▶ Work to do:
Write out the listing exactly as it is given.

Raw records:
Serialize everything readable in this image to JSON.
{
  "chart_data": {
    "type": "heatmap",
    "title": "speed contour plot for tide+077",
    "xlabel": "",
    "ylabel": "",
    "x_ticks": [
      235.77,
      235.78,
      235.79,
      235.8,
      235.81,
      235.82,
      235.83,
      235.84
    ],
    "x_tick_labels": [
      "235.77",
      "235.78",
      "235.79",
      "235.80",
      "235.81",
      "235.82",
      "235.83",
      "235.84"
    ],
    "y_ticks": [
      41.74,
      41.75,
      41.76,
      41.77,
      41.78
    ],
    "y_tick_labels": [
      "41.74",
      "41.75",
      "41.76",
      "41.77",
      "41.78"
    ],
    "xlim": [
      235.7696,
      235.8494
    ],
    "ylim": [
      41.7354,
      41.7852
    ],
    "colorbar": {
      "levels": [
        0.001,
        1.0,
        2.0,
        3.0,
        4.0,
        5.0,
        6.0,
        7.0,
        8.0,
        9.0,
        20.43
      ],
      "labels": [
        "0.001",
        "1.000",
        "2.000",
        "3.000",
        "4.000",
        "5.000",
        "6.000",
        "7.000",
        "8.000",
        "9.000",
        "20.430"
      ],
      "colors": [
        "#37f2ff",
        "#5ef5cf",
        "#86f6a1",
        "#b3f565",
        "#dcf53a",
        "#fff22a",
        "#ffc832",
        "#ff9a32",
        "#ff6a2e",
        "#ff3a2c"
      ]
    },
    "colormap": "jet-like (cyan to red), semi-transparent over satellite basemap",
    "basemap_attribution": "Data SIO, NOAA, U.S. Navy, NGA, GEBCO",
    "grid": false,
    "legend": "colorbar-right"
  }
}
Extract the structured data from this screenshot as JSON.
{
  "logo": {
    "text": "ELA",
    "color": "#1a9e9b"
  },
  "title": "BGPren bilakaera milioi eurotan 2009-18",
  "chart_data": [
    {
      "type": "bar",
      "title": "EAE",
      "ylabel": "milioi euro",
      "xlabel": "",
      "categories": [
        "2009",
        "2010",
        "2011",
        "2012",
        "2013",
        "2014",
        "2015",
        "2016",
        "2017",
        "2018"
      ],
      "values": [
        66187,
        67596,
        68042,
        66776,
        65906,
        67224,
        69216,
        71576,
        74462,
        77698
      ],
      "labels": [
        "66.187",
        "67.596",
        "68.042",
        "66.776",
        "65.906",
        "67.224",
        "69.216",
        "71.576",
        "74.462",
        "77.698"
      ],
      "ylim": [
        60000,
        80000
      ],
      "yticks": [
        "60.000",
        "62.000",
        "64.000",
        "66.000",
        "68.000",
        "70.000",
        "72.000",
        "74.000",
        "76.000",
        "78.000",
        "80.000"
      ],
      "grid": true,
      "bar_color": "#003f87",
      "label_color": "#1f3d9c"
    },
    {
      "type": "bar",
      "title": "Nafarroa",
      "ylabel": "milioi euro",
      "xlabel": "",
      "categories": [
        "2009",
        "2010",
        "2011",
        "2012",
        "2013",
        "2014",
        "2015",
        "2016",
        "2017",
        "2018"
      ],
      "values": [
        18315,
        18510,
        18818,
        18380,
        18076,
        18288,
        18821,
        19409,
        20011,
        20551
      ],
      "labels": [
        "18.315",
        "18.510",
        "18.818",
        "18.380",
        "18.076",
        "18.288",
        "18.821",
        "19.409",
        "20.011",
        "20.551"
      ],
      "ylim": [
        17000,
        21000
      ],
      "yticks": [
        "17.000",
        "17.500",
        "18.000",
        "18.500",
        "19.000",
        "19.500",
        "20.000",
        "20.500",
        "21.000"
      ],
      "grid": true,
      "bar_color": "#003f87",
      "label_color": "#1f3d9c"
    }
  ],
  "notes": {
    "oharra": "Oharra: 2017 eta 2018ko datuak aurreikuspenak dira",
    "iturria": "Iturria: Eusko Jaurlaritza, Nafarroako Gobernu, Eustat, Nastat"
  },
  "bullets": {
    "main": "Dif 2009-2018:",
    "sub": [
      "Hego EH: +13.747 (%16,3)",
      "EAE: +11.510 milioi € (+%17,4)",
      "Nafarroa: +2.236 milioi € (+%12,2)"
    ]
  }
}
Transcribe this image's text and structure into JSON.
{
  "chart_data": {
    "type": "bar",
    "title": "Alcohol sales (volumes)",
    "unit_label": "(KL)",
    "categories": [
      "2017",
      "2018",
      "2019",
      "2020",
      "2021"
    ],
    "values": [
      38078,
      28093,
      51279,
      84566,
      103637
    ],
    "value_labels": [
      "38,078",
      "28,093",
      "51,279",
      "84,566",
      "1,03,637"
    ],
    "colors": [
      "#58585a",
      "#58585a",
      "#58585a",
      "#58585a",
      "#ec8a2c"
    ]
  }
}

▶ Exercise result:
Serialize everything readable in this image to JSON.
{
  "chart_data": {
    "type": "heatmap",
    "title": "speed contour plot for tide+077",
    "xlabel": "",
    "ylabel": "",
    "x_ticks": [
      235.77,
      235.78,
      235.79,
      235.8,
      235.81,
      235.82,
      235.83,
      235.84
    ],
    "x_tick_labels": [
      "235.77",
      "235.78",
      "235.79",
      "235.80",
      "235.81",
      "235.82",
      "235.83",
      "235.84"
    ],
    "y_ticks": [
      41.74,
      41.75,
      41.76,
      41.77,
      41.78
    ],
    "y_tick_labels": [
      "41.74",
      "41.75",
      "41.76",
      "41.77",
      "41.78"
    ],
    "xlim": [
      235.7696,
      235.8494
    ],
    "ylim": [
      41.7354,
      41.7852
    ],
    "colorbar": {
      "levels": [
        0.001,
        1.0,
        2.0,
        3.0,
        4.0,
        5.0,
        6.0,
        7.0,
        8.0,
        9.0,
        20.43
      ],
      "labels": [
        "0.001",
        "1.000",
        "2.000",
        "3.000",
        "4.000",
        "5.000",
        "6.000",
        "7.000",
        "8.000",
        "9.000",
        "20.430"
      ],
      "colors": [
        "#37f2ff",
        "#5ef5cf",
        "#86f6a1",
        "#b3f565",
        "#dcf53a",
        "#fff22a",
        "#ffc832",
        "#ff9a32",
        "#ff6a2e",
        "#ff3a2c"
      ]
    },
    "colormap": "jet-like (cyan to red), semi-transparent over satellite basemap",
    "basemap_attribution": "Data SIO, NOAA, U.S. Navy, NGA, GEBCO",
    "grid": false,
    "legend": "colorbar-right"
  }
}
Extract the structured data from this screenshot as JSON.
{
  "logo": {
    "text": "ELA",
    "color": "#1a9e9b"
  },
  "title": "BGPren bilakaera milioi eurotan 2009-18",
  "chart_data": [
    {
      "type": "bar",
      "title": "EAE",
      "ylabel": "milioi euro",
      "xlabel": "",
      "categories": [
        "2009",
        "2010",
        "2011",
        "2012",
        "2013",
        "2014",
        "2015",
        "2016",
        "2017",
        "2018"
      ],
      "values": [
        66187,
        67596,
        68042,
        66776,
        65906,
        67224,
        69216,
        71576,
        74462,
        77698
      ],
      "labels": [
        "66.187",
        "67.596",
        "68.042",
        "66.776",
        "65.906",
        "67.224",
        "69.216",
        "71.576",
        "74.462",
        "77.698"
      ],
      "ylim": [
        60000,
        80000
      ],
      "yticks": [
        "60.000",
        "62.000",
        "64.000",
        "66.000",
        "68.000",
        "70.000",
        "72.000",
        "74.000",
        "76.000",
        "78.000",
        "80.000"
      ],
      "grid": true,
      "bar_color": "#003f87",
      "label_color": "#1f3d9c"
    },
    {
      "type": "bar",
      "title": "Nafarroa",
      "ylabel": "milioi euro",
      "xlabel": "",
      "categories": [
        "2009",
        "2010",
        "2011",
        "2012",
        "2013",
        "2014",
        "2015",
        "2016",
        "2017",
        "2018"
      ],
      "values": [
        18315,
        18510,
        18818,
        18380,
        18076,
        18288,
        18821,
        19409,
        20011,
        20551
      ],
      "labels": [
        "18.315",
        "18.510",
        "18.818",
        "18.380",
        "18.076",
        "18.288",
        "18.821",
        "19.409",
        "20.011",
        "20.551"
      ],
      "ylim": [
        17000,
        21000
      ],
      "yticks": [
        "17.000",
        "17.500",
        "18.000",
        "18.500",
        "19.000",
        "19.500",
        "20.000",
        "20.500",
        "21.000"
      ],
      "grid": true,
      "bar_color": "#003f87",
      "label_color": "#1f3d9c"
    }
  ],
  "notes": {
    "oharra": "Oharra: 2017 eta 2018ko datuak aurreikuspenak dira",
    "iturria": "Iturria: Eusko Jaurlaritza, Nafarroako Gobernu, Eustat, Nastat"
  },
  "bullets": {
    "main": "Dif 2009-2018:",
    "sub": [
      "Hego EH: +13.747 (%16,3)",
      "EAE: +11.510 milioi € (+%17,4)",
      "Nafarroa: +2.236 milioi € (+%12,2)"
    ]
  }
}
Transcribe this image's text and structure into JSON.
{
  "chart_data": {
    "type": "bar",
    "title": "Alcohol sales (volumes)",
    "unit_label": "(KL)",
    "categories": [
      "2017",
      "2018",
      "2019",
      "2020",
      "2021"
    ],
    "values": [
      38078,
      28093,
      51279,
      84566,
      103637
    ],
    "value_labels": [
      "38,078",
      "28,093",
      "51,279",
      "84,566",
      "1,03,637"
    ],
    "colors": [
      "#58585a",
      "#58585a",
      "#58585a",
      "#58585a",
      "#ec8a2c"
    ]
  }
}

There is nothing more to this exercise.